Go through the entries below and retype them exactly, omitting each picture.

--- Begin Entries shown ---

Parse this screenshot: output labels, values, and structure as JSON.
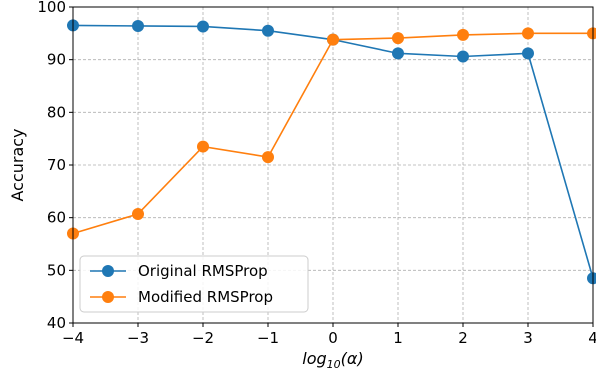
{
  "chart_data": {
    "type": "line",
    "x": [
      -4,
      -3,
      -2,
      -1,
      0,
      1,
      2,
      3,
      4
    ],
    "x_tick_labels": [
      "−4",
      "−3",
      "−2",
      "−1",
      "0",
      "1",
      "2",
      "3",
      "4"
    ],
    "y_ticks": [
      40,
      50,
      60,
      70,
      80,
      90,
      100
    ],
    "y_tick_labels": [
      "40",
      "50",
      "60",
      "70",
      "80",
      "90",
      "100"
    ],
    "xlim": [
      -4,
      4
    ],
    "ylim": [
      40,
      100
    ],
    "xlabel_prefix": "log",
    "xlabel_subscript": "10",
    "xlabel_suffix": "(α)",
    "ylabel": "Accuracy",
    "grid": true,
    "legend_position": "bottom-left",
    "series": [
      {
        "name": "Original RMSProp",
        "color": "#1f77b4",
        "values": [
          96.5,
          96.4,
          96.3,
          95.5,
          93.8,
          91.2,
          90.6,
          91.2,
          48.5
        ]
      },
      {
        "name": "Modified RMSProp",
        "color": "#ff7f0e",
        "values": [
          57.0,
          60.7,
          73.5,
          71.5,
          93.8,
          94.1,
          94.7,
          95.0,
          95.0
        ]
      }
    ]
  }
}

--- End Entries shown ---

- **Answer for the task**
Parse this screenshot: output labels, values, and structure as JSON.
{
  "chart_data": {
    "type": "line",
    "x": [
      -4,
      -3,
      -2,
      -1,
      0,
      1,
      2,
      3,
      4
    ],
    "x_tick_labels": [
      "−4",
      "−3",
      "−2",
      "−1",
      "0",
      "1",
      "2",
      "3",
      "4"
    ],
    "y_ticks": [
      40,
      50,
      60,
      70,
      80,
      90,
      100
    ],
    "y_tick_labels": [
      "40",
      "50",
      "60",
      "70",
      "80",
      "90",
      "100"
    ],
    "xlim": [
      -4,
      4
    ],
    "ylim": [
      40,
      100
    ],
    "xlabel_prefix": "log",
    "xlabel_subscript": "10",
    "xlabel_suffix": "(α)",
    "ylabel": "Accuracy",
    "grid": true,
    "legend_position": "bottom-left",
    "series": [
      {
        "name": "Original RMSProp",
        "color": "#1f77b4",
        "values": [
          96.5,
          96.4,
          96.3,
          95.5,
          93.8,
          91.2,
          90.6,
          91.2,
          48.5
        ]
      },
      {
        "name": "Modified RMSProp",
        "color": "#ff7f0e",
        "values": [
          57.0,
          60.7,
          73.5,
          71.5,
          93.8,
          94.1,
          94.7,
          95.0,
          95.0
        ]
      }
    ]
  }
}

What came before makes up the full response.